* **Task**
Records follow. Pull out every line that contains "colors".

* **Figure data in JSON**
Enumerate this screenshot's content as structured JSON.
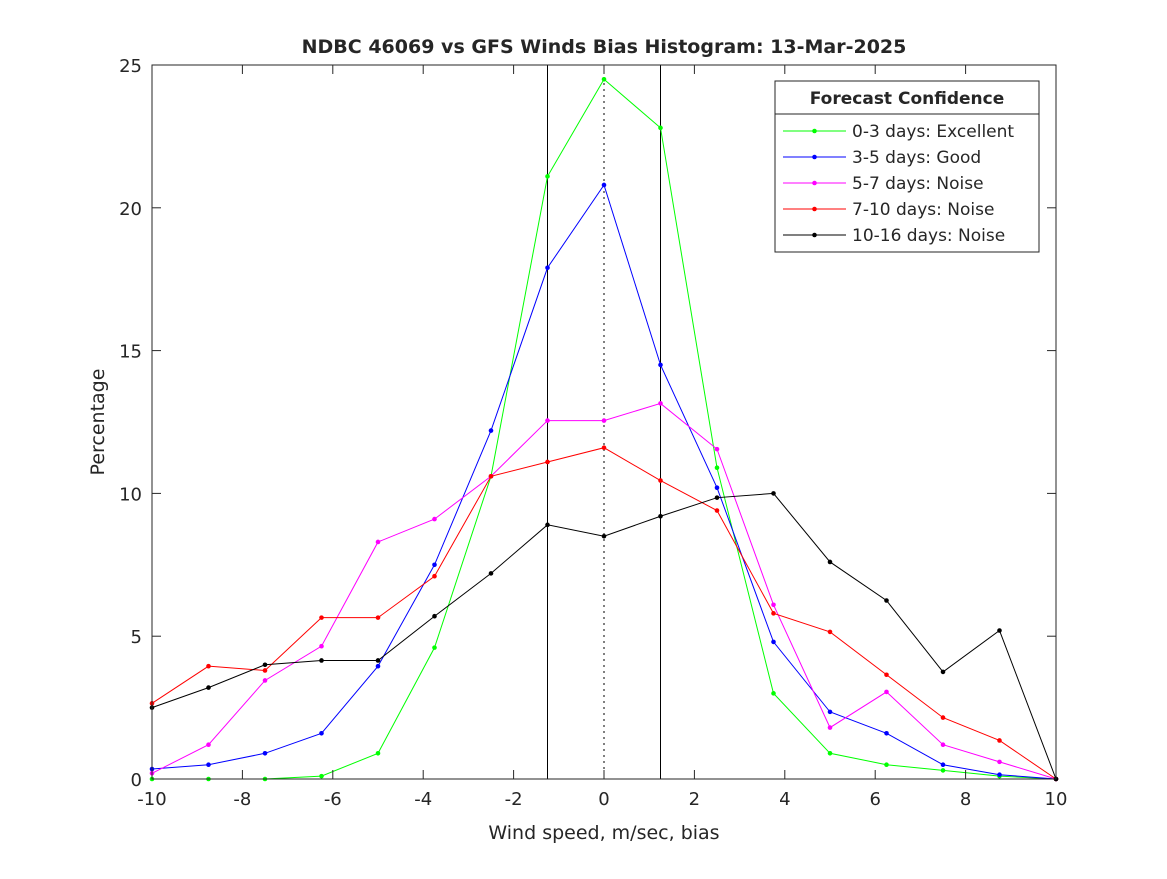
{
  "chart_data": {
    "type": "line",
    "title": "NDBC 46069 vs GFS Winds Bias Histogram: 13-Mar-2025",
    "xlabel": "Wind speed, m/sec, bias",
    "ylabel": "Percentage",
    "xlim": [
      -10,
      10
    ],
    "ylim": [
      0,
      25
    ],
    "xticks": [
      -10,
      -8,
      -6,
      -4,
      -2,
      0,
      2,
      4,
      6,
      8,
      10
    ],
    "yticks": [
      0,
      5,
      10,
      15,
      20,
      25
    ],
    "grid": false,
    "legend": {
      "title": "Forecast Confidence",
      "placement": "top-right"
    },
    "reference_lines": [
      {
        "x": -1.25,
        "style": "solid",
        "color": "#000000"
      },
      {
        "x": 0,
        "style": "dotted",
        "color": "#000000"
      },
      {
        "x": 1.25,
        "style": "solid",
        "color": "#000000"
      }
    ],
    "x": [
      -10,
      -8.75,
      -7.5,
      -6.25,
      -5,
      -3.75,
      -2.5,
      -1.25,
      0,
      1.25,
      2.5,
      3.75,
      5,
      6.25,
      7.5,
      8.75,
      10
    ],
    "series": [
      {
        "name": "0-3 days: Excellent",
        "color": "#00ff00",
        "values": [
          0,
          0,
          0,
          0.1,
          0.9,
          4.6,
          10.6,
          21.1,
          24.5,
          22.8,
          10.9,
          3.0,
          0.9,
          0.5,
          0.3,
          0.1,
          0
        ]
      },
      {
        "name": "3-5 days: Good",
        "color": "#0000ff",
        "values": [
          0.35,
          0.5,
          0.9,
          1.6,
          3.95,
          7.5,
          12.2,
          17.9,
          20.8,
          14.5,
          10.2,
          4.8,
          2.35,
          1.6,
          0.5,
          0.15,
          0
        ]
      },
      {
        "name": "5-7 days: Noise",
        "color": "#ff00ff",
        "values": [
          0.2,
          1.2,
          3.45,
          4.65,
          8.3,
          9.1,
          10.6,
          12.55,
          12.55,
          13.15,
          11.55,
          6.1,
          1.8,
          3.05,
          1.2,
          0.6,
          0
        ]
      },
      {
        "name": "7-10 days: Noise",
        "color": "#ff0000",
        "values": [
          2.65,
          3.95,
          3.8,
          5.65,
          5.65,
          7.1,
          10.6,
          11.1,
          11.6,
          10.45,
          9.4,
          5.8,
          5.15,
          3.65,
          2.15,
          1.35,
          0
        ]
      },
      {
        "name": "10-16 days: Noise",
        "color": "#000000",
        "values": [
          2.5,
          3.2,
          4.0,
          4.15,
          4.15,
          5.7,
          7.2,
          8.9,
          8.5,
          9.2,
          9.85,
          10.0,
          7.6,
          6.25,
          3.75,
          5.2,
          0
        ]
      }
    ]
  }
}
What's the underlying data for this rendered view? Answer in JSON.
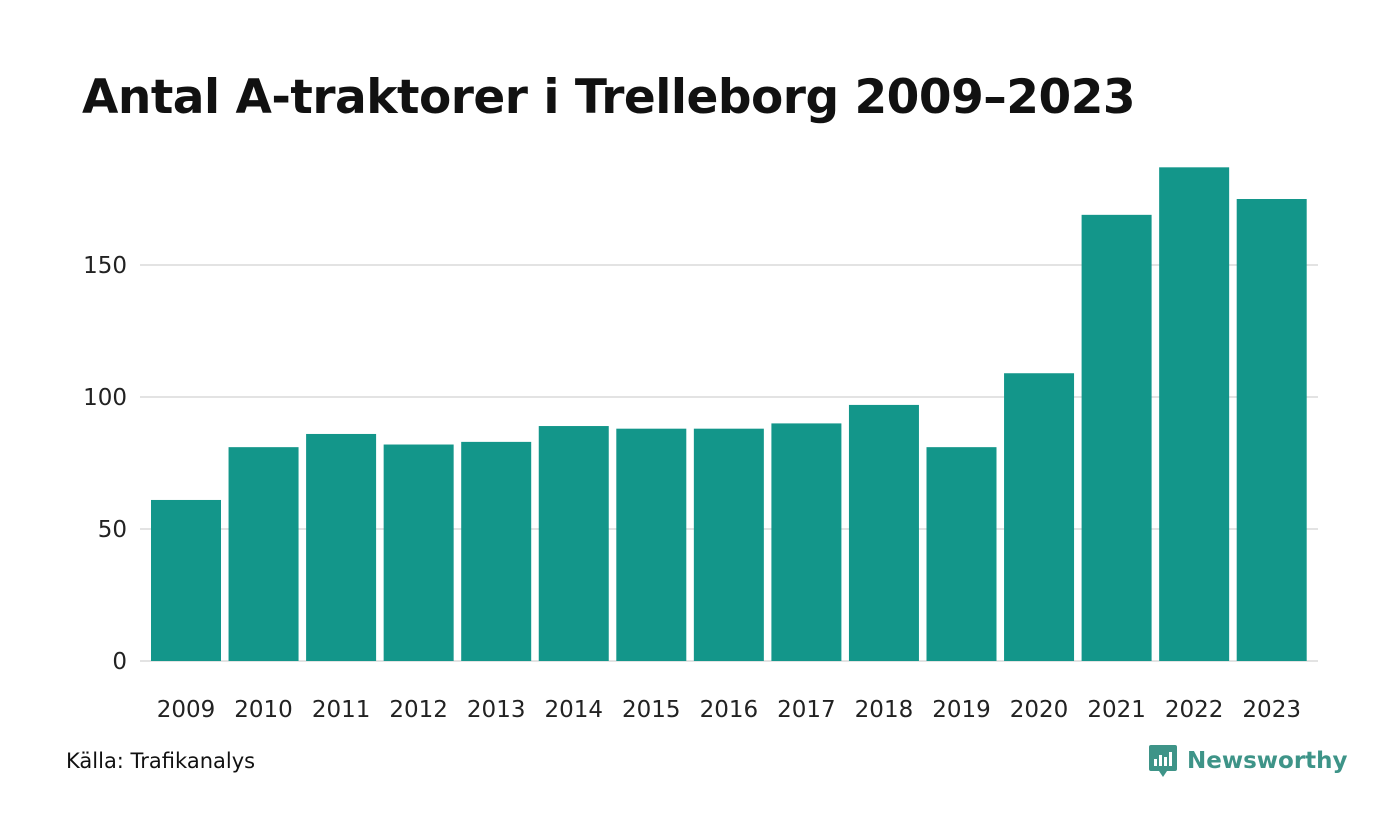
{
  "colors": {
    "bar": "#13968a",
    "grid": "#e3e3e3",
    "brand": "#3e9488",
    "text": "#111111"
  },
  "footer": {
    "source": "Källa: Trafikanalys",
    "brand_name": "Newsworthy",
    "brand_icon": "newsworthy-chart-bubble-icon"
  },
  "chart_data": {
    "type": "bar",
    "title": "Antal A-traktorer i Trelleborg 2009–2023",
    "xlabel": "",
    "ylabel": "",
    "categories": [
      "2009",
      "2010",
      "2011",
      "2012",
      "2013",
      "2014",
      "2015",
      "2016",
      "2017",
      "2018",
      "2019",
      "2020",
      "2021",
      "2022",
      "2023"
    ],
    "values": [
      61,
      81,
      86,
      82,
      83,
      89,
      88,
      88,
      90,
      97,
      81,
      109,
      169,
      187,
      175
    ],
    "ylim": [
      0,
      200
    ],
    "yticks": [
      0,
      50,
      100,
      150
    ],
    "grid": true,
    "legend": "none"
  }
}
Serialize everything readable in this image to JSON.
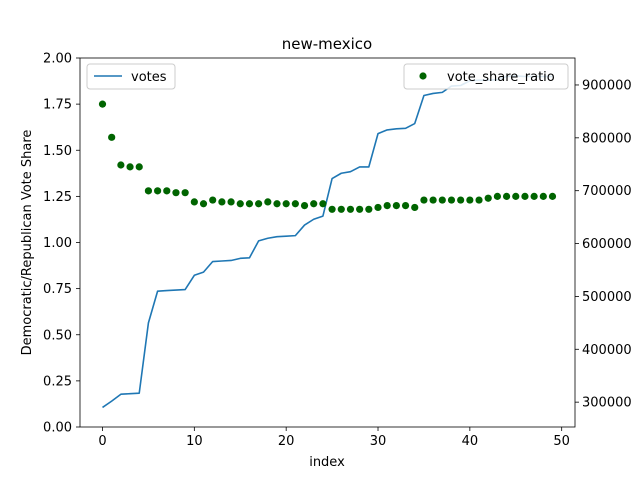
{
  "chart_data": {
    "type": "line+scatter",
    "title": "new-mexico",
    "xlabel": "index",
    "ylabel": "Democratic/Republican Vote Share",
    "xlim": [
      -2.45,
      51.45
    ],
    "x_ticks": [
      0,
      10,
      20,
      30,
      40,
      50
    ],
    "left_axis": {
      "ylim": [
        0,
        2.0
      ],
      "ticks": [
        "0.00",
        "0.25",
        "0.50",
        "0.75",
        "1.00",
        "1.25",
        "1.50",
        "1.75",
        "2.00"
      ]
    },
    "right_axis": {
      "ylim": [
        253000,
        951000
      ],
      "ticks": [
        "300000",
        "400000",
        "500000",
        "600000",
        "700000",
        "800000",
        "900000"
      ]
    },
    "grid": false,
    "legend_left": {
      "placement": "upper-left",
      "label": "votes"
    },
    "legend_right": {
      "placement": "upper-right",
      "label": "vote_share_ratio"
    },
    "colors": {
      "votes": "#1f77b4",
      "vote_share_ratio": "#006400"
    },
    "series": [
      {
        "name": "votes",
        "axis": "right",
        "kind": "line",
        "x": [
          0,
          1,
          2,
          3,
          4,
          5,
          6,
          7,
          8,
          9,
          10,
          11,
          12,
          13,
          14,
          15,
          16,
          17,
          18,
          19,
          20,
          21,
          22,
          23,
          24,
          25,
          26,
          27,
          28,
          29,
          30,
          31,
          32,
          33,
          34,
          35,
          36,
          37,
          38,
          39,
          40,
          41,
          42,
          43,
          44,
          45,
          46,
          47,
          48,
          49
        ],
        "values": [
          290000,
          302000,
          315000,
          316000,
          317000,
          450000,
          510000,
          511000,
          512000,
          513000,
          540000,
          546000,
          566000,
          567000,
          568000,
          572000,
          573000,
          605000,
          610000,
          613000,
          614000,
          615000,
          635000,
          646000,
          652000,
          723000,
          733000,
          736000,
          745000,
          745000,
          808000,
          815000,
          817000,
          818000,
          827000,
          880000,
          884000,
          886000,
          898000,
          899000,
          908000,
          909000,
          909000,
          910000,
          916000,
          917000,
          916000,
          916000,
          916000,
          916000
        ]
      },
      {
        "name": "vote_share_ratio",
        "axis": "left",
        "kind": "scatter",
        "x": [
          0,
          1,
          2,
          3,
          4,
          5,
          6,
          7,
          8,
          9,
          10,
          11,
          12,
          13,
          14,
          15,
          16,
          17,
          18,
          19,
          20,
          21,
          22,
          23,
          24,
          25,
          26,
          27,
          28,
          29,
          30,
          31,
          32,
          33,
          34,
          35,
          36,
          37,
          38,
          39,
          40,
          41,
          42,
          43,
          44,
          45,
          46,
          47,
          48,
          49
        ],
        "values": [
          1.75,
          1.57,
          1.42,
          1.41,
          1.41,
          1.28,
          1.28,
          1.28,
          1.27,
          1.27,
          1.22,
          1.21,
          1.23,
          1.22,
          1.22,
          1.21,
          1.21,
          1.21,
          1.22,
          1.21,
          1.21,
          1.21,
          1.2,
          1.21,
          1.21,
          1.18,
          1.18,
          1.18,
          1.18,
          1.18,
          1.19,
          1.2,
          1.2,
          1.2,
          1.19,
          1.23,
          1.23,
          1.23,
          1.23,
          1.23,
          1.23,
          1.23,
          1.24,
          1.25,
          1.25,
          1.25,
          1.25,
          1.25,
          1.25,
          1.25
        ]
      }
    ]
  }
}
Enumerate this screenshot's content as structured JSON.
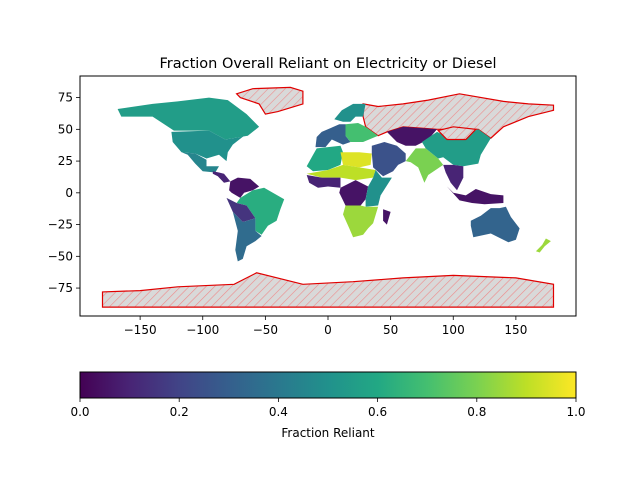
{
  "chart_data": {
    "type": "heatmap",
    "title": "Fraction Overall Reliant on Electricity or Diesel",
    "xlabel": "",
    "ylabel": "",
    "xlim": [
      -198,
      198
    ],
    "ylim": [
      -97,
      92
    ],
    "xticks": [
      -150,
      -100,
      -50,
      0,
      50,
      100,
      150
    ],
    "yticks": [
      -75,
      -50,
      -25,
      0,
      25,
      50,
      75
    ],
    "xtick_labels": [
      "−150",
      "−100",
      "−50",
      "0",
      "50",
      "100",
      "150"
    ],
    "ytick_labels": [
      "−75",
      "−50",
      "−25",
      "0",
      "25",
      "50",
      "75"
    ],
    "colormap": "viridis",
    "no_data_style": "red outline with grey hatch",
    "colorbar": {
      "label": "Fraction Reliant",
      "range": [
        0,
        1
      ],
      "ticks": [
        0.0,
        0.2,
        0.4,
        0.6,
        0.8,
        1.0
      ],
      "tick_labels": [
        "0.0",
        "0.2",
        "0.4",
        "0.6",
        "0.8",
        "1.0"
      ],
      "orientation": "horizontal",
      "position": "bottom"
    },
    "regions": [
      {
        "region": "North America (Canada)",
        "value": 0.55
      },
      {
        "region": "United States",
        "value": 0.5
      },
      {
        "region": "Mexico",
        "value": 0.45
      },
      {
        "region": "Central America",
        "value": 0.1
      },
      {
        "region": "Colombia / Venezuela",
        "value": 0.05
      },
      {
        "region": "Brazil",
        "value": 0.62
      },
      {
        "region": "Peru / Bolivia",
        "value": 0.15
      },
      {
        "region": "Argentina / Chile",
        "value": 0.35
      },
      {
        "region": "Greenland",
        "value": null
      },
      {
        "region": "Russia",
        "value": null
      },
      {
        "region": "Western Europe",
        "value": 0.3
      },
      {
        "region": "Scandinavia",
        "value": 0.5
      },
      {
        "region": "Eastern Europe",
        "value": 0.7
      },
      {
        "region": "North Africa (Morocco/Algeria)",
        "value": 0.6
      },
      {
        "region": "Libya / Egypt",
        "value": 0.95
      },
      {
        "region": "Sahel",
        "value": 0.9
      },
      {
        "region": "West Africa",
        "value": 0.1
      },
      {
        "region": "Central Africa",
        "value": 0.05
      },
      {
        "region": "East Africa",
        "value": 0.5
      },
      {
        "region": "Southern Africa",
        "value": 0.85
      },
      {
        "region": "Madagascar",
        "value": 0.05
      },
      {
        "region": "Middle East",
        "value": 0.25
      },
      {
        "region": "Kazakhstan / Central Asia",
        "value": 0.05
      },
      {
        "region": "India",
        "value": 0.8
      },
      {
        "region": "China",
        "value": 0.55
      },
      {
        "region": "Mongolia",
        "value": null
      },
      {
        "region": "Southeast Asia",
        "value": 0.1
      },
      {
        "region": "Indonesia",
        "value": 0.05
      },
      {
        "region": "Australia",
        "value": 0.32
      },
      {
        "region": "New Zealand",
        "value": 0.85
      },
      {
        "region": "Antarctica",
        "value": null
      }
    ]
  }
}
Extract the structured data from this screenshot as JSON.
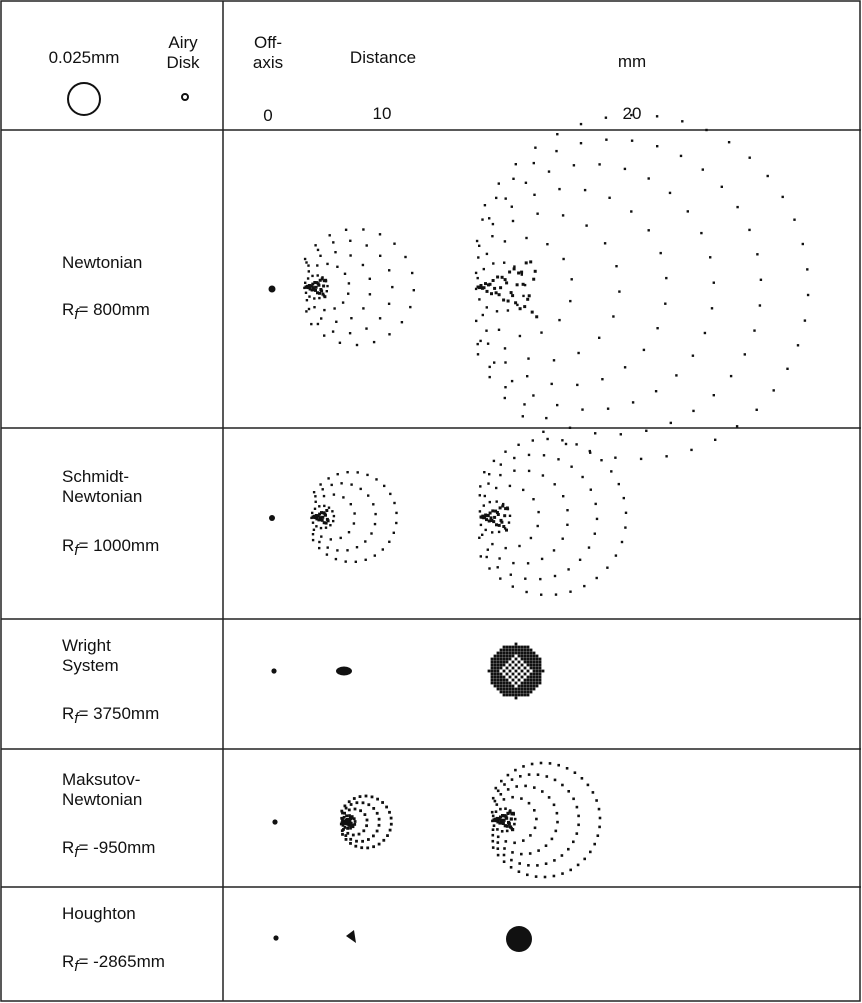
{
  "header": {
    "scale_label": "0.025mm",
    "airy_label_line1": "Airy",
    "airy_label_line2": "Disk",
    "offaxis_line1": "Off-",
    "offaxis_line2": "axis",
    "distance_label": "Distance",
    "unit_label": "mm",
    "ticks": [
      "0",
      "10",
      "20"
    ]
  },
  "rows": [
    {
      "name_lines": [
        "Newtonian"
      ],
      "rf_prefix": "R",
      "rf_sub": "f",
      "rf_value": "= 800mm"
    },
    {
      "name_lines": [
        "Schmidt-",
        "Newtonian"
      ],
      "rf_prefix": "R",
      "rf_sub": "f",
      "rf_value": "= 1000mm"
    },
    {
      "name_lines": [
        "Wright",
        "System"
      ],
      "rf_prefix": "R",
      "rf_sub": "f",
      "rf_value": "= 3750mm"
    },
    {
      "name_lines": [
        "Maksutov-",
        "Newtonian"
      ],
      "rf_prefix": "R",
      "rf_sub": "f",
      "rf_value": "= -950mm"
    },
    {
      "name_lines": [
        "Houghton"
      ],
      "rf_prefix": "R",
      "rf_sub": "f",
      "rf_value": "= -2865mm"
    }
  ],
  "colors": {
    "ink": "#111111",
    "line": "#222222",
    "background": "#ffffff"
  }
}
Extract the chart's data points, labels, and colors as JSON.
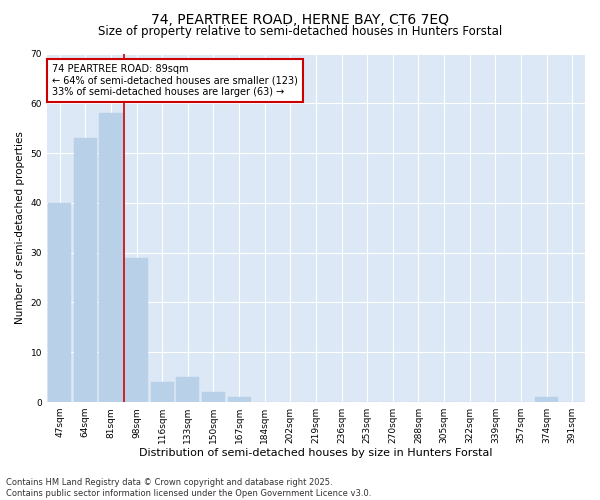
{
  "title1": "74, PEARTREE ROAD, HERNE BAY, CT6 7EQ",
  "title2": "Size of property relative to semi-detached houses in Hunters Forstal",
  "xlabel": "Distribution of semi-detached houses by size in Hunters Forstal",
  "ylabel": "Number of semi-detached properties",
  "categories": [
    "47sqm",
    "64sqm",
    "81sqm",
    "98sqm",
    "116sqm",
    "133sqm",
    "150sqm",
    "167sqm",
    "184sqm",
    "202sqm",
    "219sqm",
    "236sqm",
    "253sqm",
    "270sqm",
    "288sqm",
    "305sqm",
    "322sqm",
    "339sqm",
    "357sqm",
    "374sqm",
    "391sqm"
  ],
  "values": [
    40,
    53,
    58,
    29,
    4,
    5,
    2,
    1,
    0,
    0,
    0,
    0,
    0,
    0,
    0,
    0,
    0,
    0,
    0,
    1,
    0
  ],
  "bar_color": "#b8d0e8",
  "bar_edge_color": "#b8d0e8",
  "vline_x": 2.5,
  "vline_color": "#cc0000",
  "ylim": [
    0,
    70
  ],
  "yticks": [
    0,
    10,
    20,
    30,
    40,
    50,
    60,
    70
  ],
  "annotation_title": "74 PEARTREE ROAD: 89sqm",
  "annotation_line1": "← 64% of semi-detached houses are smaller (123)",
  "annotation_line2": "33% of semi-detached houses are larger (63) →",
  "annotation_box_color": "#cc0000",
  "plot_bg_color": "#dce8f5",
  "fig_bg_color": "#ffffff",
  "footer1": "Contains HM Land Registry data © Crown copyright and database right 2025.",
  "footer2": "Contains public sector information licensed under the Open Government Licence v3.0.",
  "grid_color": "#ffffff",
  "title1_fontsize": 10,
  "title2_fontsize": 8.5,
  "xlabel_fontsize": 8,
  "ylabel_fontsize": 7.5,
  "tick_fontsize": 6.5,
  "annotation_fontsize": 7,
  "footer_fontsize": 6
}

* **Full answer**
  "colors": {
    "colors": {
  "colors": {
Extract the chart's data points, labels, and colors as JSON.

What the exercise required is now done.